EXERCISE GOAL: Report how many lines in the listing below include the word "this". Write nothing besides the number.

* Start DATASET EXCERPTS *

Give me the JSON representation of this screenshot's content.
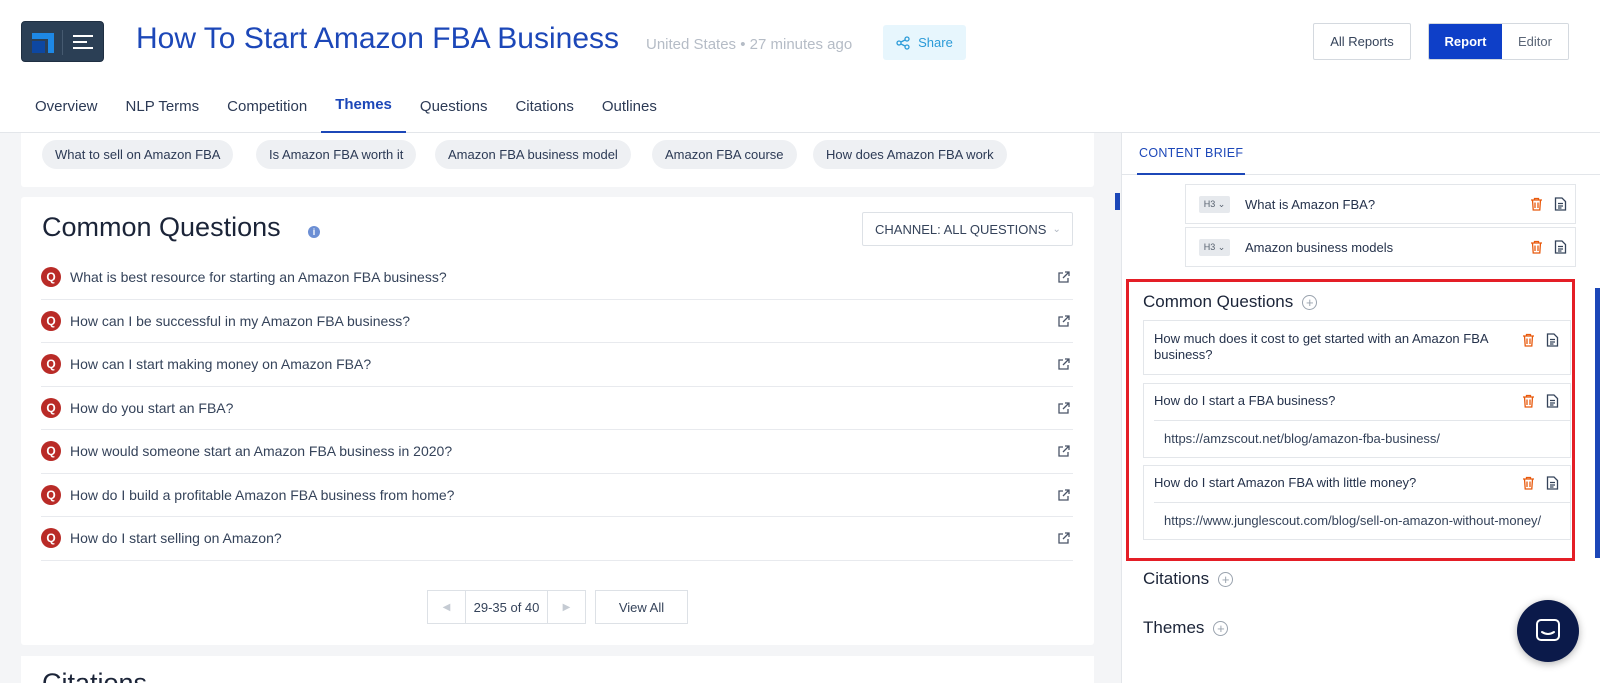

* End DATASET EXCERPTS *
* Start DATASET EXCERPTS *

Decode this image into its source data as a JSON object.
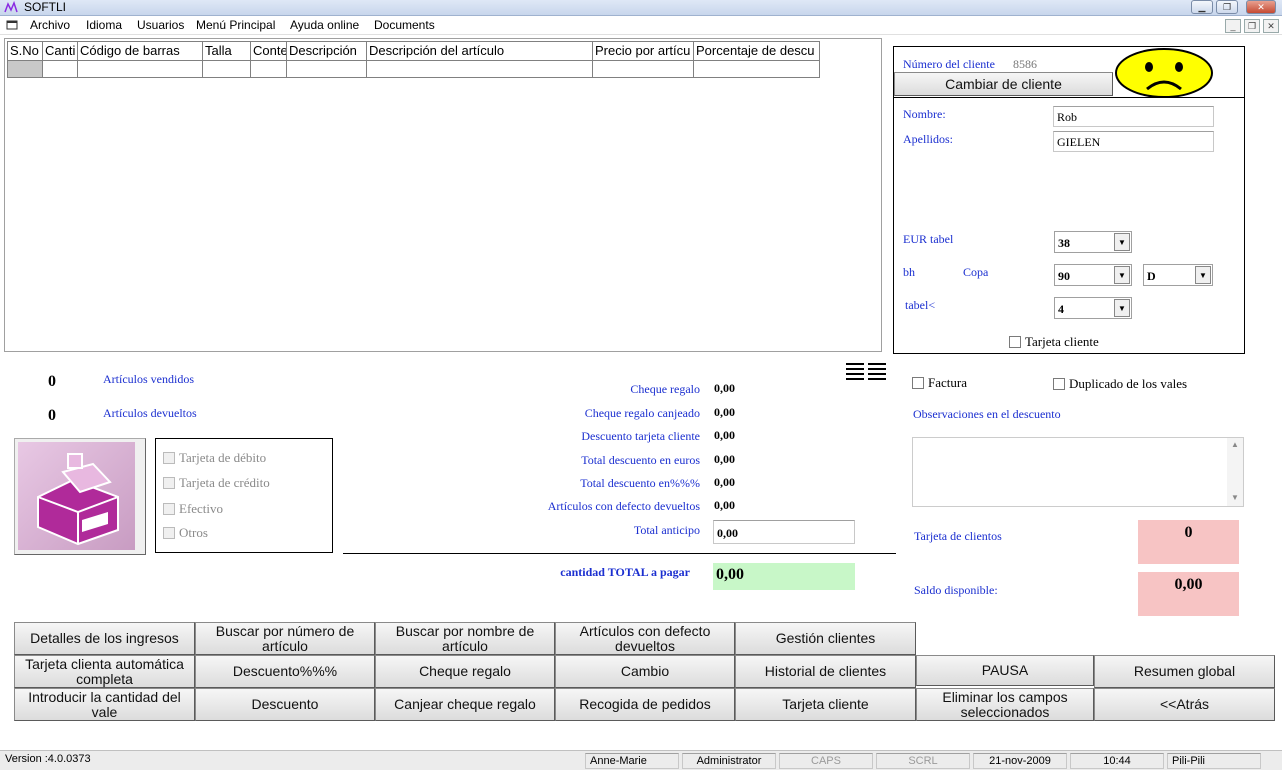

* End DATASET EXCERPTS *
* Start DATASET EXCERPTS *

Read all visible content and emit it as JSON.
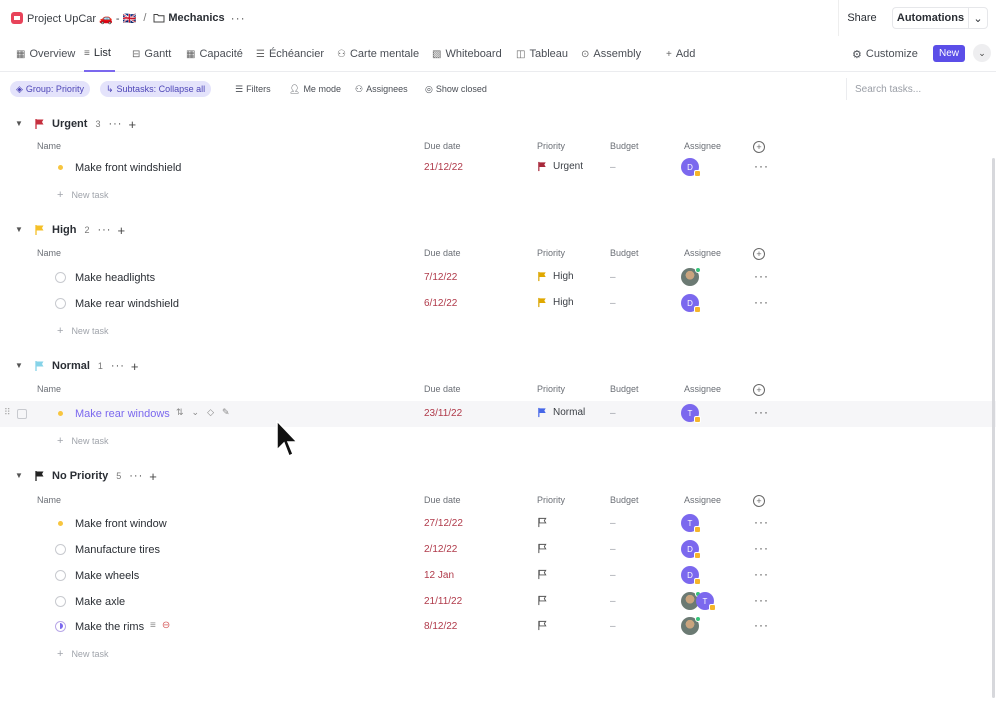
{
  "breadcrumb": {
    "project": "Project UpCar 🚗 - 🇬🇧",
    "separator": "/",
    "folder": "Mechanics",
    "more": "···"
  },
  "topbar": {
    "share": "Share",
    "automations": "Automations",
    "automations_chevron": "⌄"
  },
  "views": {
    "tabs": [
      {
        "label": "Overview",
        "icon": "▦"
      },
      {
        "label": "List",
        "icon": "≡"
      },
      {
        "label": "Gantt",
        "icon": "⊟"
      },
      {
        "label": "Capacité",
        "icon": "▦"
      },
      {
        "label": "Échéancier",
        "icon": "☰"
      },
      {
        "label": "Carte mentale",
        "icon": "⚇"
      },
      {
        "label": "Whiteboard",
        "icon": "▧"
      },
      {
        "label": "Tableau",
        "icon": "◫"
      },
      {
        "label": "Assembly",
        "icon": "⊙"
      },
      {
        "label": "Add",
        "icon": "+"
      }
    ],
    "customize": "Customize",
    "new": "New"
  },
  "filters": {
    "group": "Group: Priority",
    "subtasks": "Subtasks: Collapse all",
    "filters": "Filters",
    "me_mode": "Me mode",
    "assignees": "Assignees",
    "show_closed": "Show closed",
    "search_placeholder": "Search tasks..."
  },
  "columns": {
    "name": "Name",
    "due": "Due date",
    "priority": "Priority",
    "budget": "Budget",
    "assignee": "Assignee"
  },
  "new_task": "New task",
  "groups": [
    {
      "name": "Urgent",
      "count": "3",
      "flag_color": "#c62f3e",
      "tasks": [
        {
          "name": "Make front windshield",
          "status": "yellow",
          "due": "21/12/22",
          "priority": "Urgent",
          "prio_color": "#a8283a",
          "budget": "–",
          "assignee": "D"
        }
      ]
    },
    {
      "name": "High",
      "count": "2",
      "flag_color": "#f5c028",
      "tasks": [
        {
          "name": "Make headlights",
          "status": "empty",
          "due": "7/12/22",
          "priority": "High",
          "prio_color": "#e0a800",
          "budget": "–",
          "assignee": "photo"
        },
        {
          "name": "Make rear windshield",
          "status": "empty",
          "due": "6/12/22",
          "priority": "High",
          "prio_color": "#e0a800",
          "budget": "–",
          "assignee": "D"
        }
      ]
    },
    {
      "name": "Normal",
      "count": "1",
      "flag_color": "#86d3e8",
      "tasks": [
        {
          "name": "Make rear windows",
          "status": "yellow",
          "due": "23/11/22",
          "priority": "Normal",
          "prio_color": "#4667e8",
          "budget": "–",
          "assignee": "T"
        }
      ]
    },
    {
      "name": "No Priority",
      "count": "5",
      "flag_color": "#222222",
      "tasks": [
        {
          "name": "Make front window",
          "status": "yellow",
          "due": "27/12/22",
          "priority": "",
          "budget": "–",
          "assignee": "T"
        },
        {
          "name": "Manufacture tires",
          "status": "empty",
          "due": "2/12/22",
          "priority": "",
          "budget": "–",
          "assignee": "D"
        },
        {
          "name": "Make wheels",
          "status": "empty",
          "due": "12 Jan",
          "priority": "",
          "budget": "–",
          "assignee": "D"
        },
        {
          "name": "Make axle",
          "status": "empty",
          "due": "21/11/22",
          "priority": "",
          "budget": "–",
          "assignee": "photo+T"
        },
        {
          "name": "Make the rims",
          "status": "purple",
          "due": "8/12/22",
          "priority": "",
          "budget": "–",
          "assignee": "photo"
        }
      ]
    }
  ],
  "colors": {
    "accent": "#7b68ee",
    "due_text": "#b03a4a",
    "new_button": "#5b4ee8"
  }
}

* End DATASET EXCERPTS *

EXERCISE SOLUTION: 2